Chart and figure data -
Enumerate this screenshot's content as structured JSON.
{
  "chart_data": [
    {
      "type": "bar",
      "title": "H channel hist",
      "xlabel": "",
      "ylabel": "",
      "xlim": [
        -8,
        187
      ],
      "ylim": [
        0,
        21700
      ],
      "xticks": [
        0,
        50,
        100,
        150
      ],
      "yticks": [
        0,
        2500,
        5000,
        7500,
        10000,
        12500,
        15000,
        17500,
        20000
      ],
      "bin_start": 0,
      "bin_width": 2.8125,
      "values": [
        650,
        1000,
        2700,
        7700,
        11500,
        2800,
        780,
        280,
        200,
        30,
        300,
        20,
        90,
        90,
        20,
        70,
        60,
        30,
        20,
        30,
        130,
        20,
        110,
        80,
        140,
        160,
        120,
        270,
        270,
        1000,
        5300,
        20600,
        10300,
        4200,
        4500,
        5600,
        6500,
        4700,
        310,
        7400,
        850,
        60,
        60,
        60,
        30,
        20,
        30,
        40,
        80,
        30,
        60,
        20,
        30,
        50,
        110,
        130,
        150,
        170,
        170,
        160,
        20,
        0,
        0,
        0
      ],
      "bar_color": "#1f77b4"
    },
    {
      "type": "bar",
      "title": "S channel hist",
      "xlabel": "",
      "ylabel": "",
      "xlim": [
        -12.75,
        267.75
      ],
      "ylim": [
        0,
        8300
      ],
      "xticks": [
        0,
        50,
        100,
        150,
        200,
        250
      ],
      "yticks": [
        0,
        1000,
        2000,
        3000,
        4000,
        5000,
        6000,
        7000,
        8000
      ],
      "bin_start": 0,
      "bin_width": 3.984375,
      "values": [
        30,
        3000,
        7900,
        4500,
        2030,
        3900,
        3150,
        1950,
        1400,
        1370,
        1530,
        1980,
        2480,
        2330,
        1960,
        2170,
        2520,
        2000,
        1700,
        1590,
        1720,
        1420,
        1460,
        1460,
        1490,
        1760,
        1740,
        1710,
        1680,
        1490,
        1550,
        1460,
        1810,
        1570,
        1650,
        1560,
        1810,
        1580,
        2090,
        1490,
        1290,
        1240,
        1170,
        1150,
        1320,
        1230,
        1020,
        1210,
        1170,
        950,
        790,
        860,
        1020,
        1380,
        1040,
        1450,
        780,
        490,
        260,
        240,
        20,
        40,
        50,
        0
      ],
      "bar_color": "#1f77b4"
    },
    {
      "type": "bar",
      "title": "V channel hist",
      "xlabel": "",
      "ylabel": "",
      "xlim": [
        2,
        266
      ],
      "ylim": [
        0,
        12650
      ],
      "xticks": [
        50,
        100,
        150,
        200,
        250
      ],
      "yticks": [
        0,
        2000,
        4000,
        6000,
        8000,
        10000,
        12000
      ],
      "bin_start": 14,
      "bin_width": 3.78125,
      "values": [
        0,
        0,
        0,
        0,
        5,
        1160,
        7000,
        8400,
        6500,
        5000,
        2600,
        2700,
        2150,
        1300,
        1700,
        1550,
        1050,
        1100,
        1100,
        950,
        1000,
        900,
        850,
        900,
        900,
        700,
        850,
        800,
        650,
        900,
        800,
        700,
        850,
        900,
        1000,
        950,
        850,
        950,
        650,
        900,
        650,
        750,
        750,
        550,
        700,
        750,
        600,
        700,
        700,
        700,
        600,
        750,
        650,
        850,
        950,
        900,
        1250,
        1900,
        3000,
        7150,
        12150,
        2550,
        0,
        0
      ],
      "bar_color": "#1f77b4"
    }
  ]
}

WHAT YOU SHOULD DO - Print the material verbatim, all of it.

RESPONSE FOR THIS EXERCISE -
Enumerate this screenshot's content as structured JSON.
{
  "chart_data": [
    {
      "type": "bar",
      "title": "H channel hist",
      "xlabel": "",
      "ylabel": "",
      "xlim": [
        -8,
        187
      ],
      "ylim": [
        0,
        21700
      ],
      "xticks": [
        0,
        50,
        100,
        150
      ],
      "yticks": [
        0,
        2500,
        5000,
        7500,
        10000,
        12500,
        15000,
        17500,
        20000
      ],
      "bin_start": 0,
      "bin_width": 2.8125,
      "values": [
        650,
        1000,
        2700,
        7700,
        11500,
        2800,
        780,
        280,
        200,
        30,
        300,
        20,
        90,
        90,
        20,
        70,
        60,
        30,
        20,
        30,
        130,
        20,
        110,
        80,
        140,
        160,
        120,
        270,
        270,
        1000,
        5300,
        20600,
        10300,
        4200,
        4500,
        5600,
        6500,
        4700,
        310,
        7400,
        850,
        60,
        60,
        60,
        30,
        20,
        30,
        40,
        80,
        30,
        60,
        20,
        30,
        50,
        110,
        130,
        150,
        170,
        170,
        160,
        20,
        0,
        0,
        0
      ],
      "bar_color": "#1f77b4"
    },
    {
      "type": "bar",
      "title": "S channel hist",
      "xlabel": "",
      "ylabel": "",
      "xlim": [
        -12.75,
        267.75
      ],
      "ylim": [
        0,
        8300
      ],
      "xticks": [
        0,
        50,
        100,
        150,
        200,
        250
      ],
      "yticks": [
        0,
        1000,
        2000,
        3000,
        4000,
        5000,
        6000,
        7000,
        8000
      ],
      "bin_start": 0,
      "bin_width": 3.984375,
      "values": [
        30,
        3000,
        7900,
        4500,
        2030,
        3900,
        3150,
        1950,
        1400,
        1370,
        1530,
        1980,
        2480,
        2330,
        1960,
        2170,
        2520,
        2000,
        1700,
        1590,
        1720,
        1420,
        1460,
        1460,
        1490,
        1760,
        1740,
        1710,
        1680,
        1490,
        1550,
        1460,
        1810,
        1570,
        1650,
        1560,
        1810,
        1580,
        2090,
        1490,
        1290,
        1240,
        1170,
        1150,
        1320,
        1230,
        1020,
        1210,
        1170,
        950,
        790,
        860,
        1020,
        1380,
        1040,
        1450,
        780,
        490,
        260,
        240,
        20,
        40,
        50,
        0
      ],
      "bar_color": "#1f77b4"
    },
    {
      "type": "bar",
      "title": "V channel hist",
      "xlabel": "",
      "ylabel": "",
      "xlim": [
        2,
        266
      ],
      "ylim": [
        0,
        12650
      ],
      "xticks": [
        50,
        100,
        150,
        200,
        250
      ],
      "yticks": [
        0,
        2000,
        4000,
        6000,
        8000,
        10000,
        12000
      ],
      "bin_start": 14,
      "bin_width": 3.78125,
      "values": [
        0,
        0,
        0,
        0,
        5,
        1160,
        7000,
        8400,
        6500,
        5000,
        2600,
        2700,
        2150,
        1300,
        1700,
        1550,
        1050,
        1100,
        1100,
        950,
        1000,
        900,
        850,
        900,
        900,
        700,
        850,
        800,
        650,
        900,
        800,
        700,
        850,
        900,
        1000,
        950,
        850,
        950,
        650,
        900,
        650,
        750,
        750,
        550,
        700,
        750,
        600,
        700,
        700,
        700,
        600,
        750,
        650,
        850,
        950,
        900,
        1250,
        1900,
        3000,
        7150,
        12150,
        2550,
        0,
        0
      ],
      "bar_color": "#1f77b4"
    }
  ]
}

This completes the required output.